> **EXERCISE**: Extract every line of the records below that contains the string "Text".

> **DATA SHOWN**:

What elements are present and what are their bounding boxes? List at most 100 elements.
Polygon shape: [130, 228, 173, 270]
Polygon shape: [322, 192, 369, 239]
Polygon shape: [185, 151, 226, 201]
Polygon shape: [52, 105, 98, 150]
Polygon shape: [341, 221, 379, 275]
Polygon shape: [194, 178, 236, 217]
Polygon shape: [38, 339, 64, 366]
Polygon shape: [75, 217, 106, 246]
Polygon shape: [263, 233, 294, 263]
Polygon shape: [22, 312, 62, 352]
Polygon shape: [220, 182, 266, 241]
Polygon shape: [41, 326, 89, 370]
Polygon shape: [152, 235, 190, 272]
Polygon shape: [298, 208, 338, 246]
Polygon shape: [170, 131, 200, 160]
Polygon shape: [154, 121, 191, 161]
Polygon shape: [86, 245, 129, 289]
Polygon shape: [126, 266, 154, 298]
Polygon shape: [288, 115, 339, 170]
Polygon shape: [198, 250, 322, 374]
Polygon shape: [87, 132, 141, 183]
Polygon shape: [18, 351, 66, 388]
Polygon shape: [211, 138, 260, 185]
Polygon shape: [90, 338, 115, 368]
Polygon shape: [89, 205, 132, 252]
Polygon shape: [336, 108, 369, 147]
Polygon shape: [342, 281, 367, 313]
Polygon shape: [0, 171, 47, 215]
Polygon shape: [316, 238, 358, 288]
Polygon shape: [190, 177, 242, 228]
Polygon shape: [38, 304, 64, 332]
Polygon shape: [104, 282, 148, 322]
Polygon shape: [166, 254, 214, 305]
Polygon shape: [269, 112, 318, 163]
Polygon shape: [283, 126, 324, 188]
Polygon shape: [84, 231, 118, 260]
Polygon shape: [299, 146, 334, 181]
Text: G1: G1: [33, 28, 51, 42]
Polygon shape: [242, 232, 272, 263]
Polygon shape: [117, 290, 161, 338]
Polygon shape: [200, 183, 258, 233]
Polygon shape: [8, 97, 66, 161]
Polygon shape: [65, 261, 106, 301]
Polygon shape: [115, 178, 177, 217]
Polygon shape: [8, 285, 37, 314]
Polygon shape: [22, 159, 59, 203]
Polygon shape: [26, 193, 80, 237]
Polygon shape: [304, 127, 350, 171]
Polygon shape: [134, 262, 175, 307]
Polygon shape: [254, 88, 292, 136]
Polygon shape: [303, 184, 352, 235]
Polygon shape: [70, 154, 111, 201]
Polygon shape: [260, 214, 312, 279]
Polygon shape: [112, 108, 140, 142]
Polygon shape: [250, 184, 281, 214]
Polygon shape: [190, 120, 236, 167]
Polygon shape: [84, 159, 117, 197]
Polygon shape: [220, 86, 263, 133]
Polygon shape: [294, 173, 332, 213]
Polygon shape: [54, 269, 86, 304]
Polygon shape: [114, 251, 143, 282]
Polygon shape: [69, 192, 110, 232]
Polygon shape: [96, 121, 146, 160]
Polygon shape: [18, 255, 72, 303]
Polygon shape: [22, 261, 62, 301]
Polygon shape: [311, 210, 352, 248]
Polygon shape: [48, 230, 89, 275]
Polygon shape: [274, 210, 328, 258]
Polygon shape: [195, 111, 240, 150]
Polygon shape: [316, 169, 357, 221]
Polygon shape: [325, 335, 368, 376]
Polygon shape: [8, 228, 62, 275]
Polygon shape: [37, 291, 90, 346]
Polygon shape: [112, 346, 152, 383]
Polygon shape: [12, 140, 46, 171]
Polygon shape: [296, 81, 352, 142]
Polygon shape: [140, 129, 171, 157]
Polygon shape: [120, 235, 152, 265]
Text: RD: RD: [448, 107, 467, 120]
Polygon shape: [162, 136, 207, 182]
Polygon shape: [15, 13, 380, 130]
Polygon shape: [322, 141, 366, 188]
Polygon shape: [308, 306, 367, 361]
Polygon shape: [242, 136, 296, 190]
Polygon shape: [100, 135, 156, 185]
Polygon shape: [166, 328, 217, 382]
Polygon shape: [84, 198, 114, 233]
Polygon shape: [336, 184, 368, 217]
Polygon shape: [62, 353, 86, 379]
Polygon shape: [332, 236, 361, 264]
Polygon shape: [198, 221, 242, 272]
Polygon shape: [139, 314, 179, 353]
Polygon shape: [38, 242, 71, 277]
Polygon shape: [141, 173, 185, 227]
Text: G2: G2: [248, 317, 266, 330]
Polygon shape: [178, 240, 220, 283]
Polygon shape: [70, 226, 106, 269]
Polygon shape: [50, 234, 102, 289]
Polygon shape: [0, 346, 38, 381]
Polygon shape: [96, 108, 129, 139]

> **THE RESPONSE**:
Text: G1: G1: [33, 28, 51, 42]
Text: RD: RD: [448, 107, 467, 120]
Text: G2: G2: [248, 317, 266, 330]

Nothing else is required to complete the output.